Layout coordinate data
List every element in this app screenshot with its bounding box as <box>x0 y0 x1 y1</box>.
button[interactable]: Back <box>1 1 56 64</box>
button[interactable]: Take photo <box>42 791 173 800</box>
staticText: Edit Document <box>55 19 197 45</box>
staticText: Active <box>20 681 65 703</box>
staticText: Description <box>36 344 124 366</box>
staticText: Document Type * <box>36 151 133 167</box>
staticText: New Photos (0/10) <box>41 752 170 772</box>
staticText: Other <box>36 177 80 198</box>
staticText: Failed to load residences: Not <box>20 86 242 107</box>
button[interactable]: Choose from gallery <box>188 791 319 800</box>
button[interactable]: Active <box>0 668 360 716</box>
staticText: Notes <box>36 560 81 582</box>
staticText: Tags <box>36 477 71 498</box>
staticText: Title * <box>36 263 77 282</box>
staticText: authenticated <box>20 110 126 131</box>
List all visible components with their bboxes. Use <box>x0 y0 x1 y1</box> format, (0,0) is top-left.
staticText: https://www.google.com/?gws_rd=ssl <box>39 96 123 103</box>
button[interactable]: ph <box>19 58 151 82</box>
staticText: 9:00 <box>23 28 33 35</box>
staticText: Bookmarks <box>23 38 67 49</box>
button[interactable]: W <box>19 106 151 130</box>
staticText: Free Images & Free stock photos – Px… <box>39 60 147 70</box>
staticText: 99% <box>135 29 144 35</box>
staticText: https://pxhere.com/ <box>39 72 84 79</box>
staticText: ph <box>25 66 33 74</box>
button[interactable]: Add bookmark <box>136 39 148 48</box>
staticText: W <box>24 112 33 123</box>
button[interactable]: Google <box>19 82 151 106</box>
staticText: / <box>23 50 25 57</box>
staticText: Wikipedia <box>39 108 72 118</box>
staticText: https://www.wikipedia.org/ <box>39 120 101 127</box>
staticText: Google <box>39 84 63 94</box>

_WHAT THE EXERCISE ASKS_.
Put "Comments" in place of "Notes" throughout the records above, then write out every line again with nothing else changed.

_WRITTEN RESPONSE_.
List every element in this app screenshot with its bounding box as <box>x0 y0 x1 y1</box>.
button[interactable]: Back <box>1 1 56 64</box>
button[interactable]: Take photo <box>42 791 173 800</box>
staticText: Edit Document <box>55 19 197 45</box>
staticText: Active <box>20 681 65 703</box>
staticText: Description <box>36 344 124 366</box>
staticText: Document Type * <box>36 151 133 167</box>
staticText: New Photos (0/10) <box>41 752 170 772</box>
staticText: Other <box>36 177 80 198</box>
staticText: Failed to load residences: Not <box>20 86 242 107</box>
button[interactable]: Choose from gallery <box>188 791 319 800</box>
button[interactable]: Active <box>0 668 360 716</box>
staticText: Comments <box>36 560 81 582</box>
staticText: Tags <box>36 477 71 498</box>
staticText: Title * <box>36 263 77 282</box>
staticText: authenticated <box>20 110 126 131</box>
List all visible components with their bboxes. Use <box>x0 y0 x1 y1</box> format, (0,0) is top-left.
staticText: https://www.google.com/?gws_rd=ssl <box>39 96 123 103</box>
button[interactable]: ph <box>19 58 151 82</box>
staticText: 9:00 <box>23 28 33 35</box>
staticText: Bookmarks <box>23 38 67 49</box>
button[interactable]: W <box>19 106 151 130</box>
staticText: Free Images & Free stock photos – Px… <box>39 60 147 70</box>
staticText: 99% <box>135 29 144 35</box>
staticText: https://pxhere.com/ <box>39 72 84 79</box>
staticText: ph <box>25 66 33 74</box>
button[interactable]: Add bookmark <box>136 39 148 48</box>
staticText: W <box>24 112 33 123</box>
button[interactable]: Google <box>19 82 151 106</box>
staticText: / <box>23 50 25 57</box>
staticText: Wikipedia <box>39 108 72 118</box>
staticText: https://www.wikipedia.org/ <box>39 120 101 127</box>
staticText: Google <box>39 84 63 94</box>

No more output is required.